Work to complete
Say how many lines in the following entries include "Delta", and add nothing else.

Data records
###
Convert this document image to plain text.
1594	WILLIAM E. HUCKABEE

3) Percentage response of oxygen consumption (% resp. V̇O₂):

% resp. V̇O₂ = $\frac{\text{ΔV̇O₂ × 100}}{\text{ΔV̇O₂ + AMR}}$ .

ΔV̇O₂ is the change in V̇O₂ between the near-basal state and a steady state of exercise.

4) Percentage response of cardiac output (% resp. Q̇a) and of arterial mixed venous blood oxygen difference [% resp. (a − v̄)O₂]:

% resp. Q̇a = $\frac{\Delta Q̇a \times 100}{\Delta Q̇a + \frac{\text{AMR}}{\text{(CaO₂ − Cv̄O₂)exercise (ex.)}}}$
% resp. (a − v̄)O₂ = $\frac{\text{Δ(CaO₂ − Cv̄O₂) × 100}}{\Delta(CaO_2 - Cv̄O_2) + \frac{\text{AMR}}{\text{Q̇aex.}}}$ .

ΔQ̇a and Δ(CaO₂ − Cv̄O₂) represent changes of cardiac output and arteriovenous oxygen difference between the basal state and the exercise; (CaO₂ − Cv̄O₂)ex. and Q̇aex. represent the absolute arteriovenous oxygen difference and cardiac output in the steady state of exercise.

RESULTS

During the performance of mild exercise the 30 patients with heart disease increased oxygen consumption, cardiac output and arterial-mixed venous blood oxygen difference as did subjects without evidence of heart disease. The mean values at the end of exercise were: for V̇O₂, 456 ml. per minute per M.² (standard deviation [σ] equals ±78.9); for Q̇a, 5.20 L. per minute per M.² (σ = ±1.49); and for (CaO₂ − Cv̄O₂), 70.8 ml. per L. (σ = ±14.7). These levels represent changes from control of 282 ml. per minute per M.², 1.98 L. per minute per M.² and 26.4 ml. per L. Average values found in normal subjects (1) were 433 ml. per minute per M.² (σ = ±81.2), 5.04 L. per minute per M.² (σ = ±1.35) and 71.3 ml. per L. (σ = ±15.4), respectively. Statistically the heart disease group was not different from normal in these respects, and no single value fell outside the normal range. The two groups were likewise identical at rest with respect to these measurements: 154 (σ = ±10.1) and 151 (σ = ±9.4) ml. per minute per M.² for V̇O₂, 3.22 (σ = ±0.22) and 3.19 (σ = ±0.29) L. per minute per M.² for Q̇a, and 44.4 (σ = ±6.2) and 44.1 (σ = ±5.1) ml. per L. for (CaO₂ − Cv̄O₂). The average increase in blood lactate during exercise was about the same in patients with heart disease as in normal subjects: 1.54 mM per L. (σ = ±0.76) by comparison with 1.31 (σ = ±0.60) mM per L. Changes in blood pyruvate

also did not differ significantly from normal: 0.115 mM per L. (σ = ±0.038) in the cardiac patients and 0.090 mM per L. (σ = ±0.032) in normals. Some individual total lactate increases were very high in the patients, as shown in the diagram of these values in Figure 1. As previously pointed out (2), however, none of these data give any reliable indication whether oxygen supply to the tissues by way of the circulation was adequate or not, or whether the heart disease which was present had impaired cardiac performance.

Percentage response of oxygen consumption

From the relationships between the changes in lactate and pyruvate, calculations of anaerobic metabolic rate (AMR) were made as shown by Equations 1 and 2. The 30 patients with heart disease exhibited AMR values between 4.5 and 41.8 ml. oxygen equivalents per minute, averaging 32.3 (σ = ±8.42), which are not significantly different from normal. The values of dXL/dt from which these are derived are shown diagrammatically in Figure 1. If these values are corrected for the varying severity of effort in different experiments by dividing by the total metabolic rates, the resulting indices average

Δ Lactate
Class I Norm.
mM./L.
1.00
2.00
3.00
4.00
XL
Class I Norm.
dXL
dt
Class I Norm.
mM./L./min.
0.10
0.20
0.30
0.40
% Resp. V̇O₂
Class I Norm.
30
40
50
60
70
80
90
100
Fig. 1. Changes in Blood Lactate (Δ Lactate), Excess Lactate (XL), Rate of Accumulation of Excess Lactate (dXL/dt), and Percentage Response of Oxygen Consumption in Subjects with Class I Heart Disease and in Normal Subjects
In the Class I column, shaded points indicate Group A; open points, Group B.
###
Response to the exercise
2